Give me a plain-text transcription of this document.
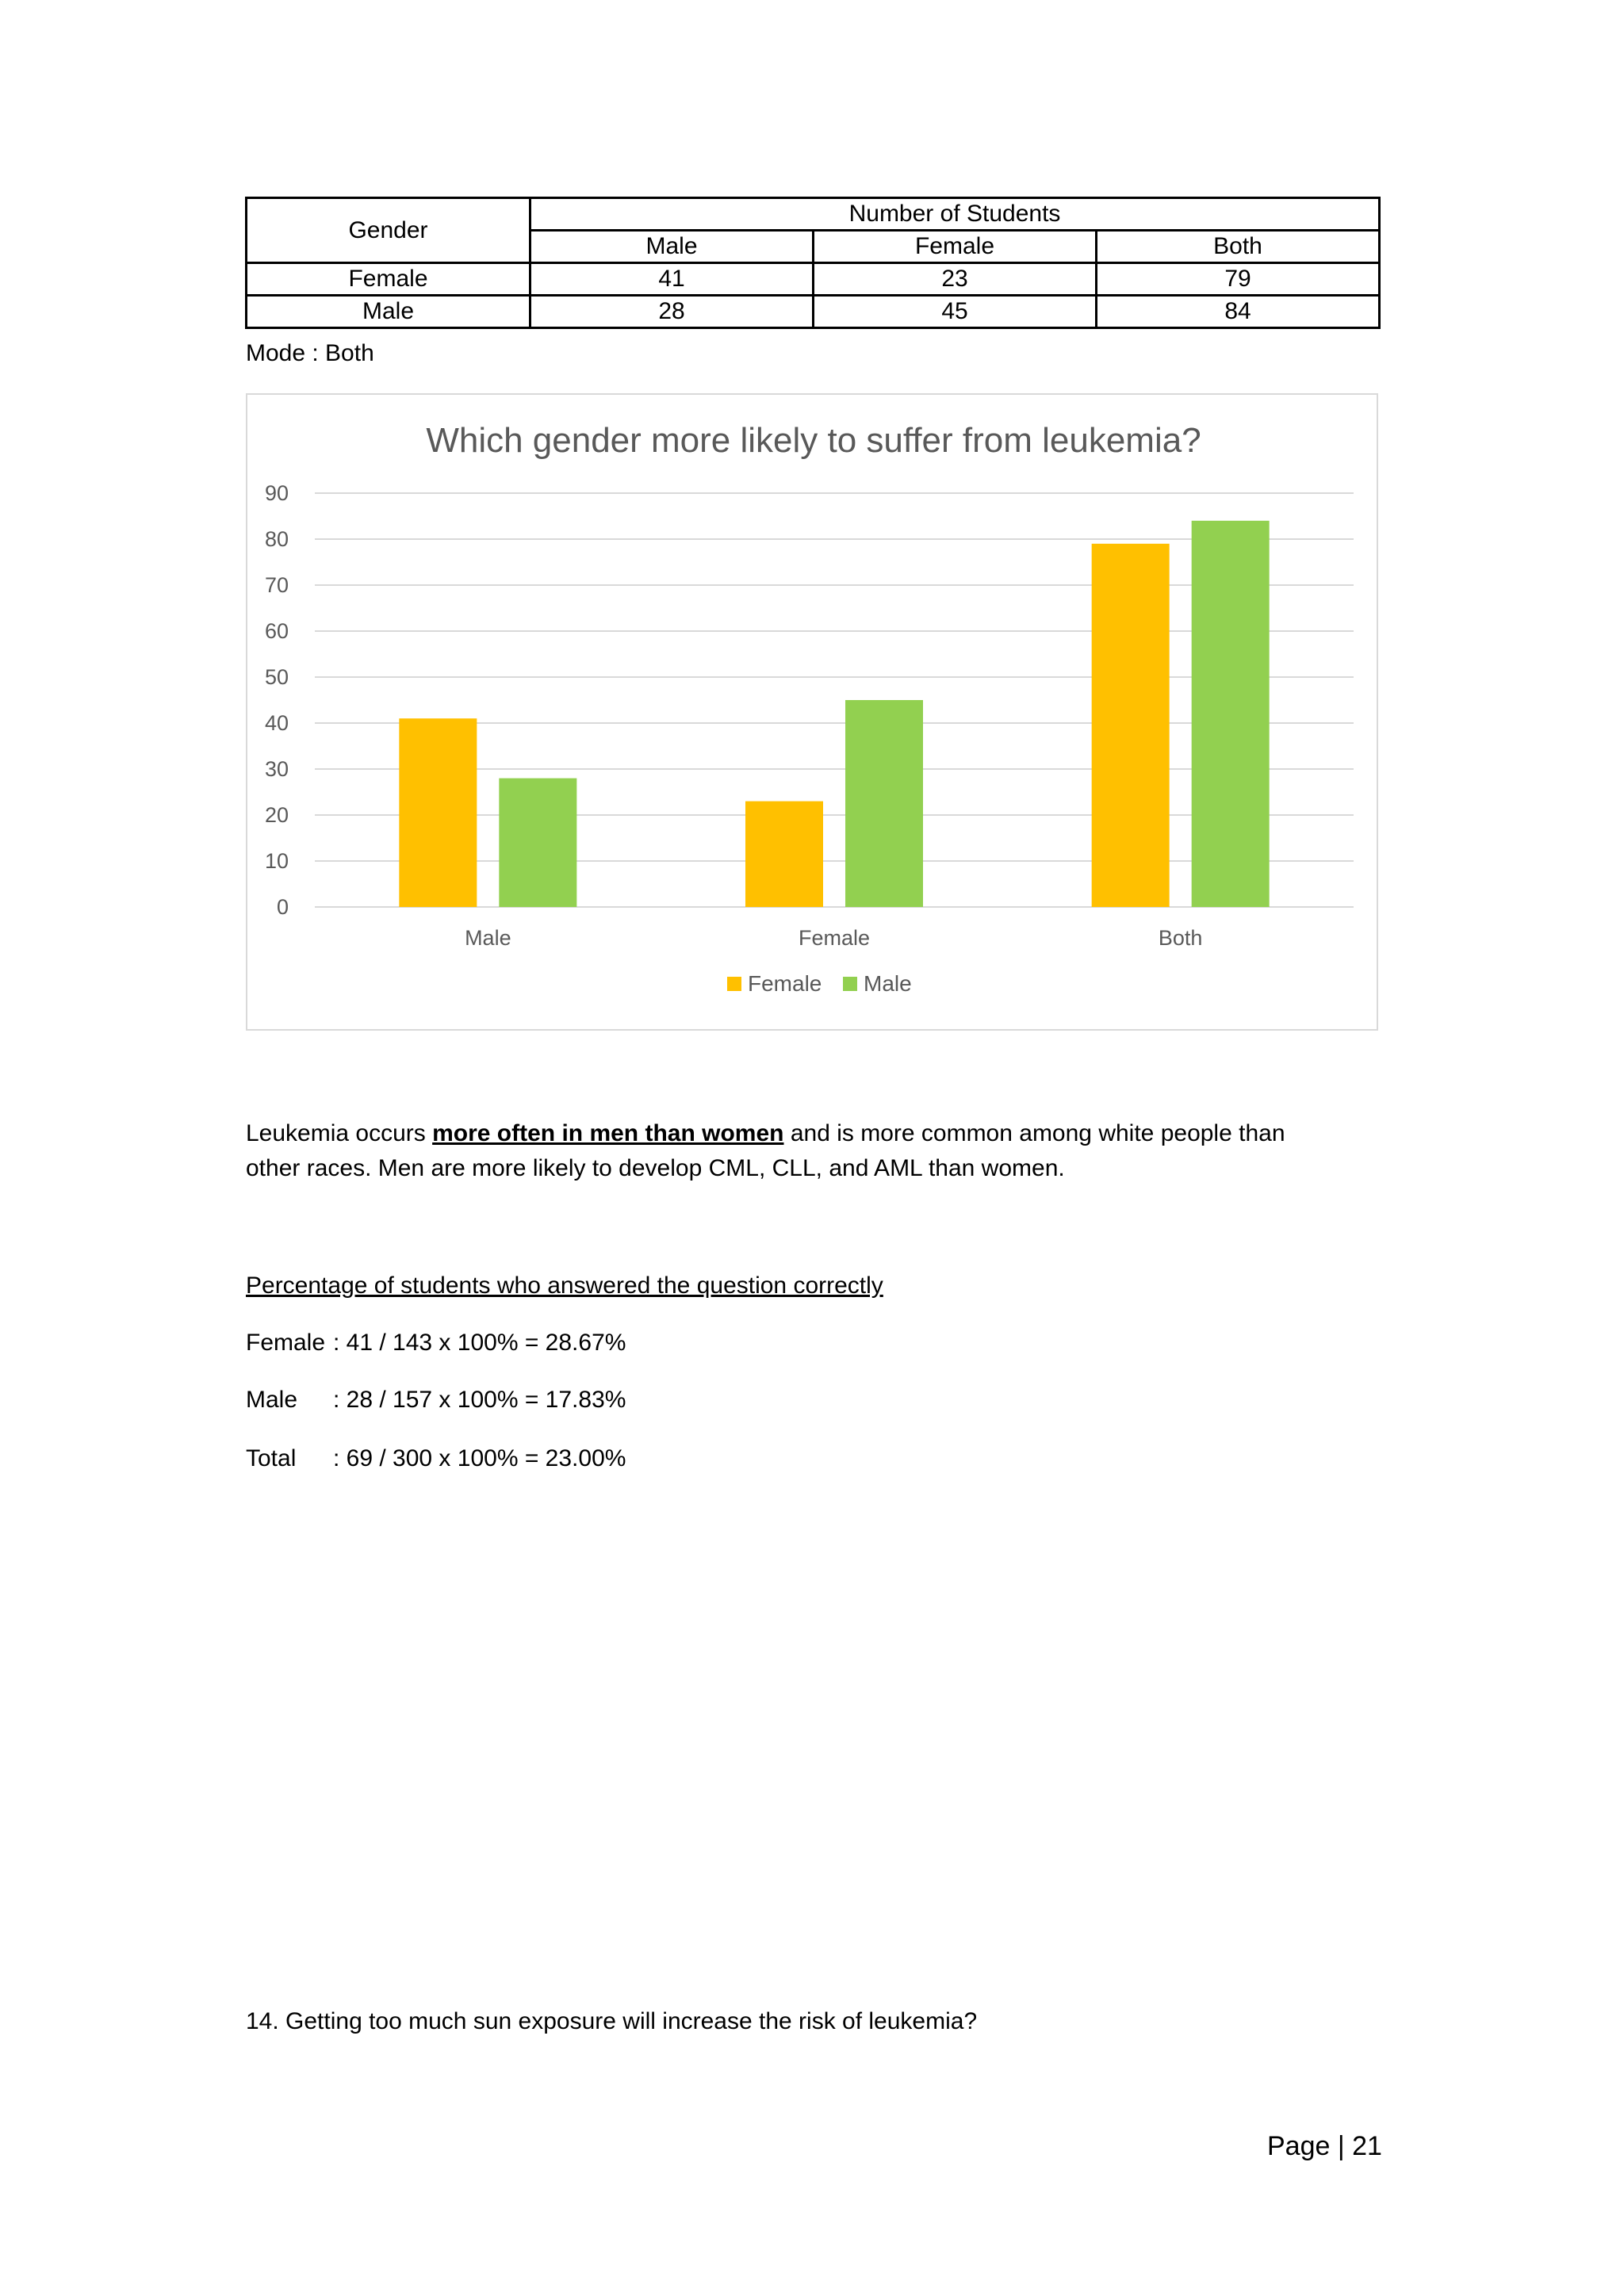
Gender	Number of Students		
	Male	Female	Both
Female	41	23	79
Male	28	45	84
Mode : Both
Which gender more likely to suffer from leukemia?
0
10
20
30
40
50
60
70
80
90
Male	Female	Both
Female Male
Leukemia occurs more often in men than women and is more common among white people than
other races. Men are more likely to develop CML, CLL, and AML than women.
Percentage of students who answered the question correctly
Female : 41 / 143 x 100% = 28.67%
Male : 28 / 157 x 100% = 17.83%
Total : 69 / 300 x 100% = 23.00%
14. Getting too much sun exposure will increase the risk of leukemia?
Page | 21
+++
## [PROBLEM DETAILS]
Make an exact reproduction of the listing above, without any pictures.

## [SOLUTION TO THIS PROBLEM]
Give me a plain-text transcription of this document.
Gender	Number of Students		
	Male	Female	Both
Female	41	23	79
Male	28	45	84
Mode : Both
Which gender more likely to suffer from leukemia?
0
10
20
30
40
50
60
70
80
90
Male	Female	Both
Female Male
Leukemia occurs more often in men than women and is more common among white people than
other races. Men are more likely to develop CML, CLL, and AML than women.
Percentage of students who answered the question correctly
Female : 41 / 143 x 100% = 28.67%
Male : 28 / 157 x 100% = 17.83%
Total : 69 / 300 x 100% = 23.00%
14. Getting too much sun exposure will increase the risk of leukemia?
Page | 21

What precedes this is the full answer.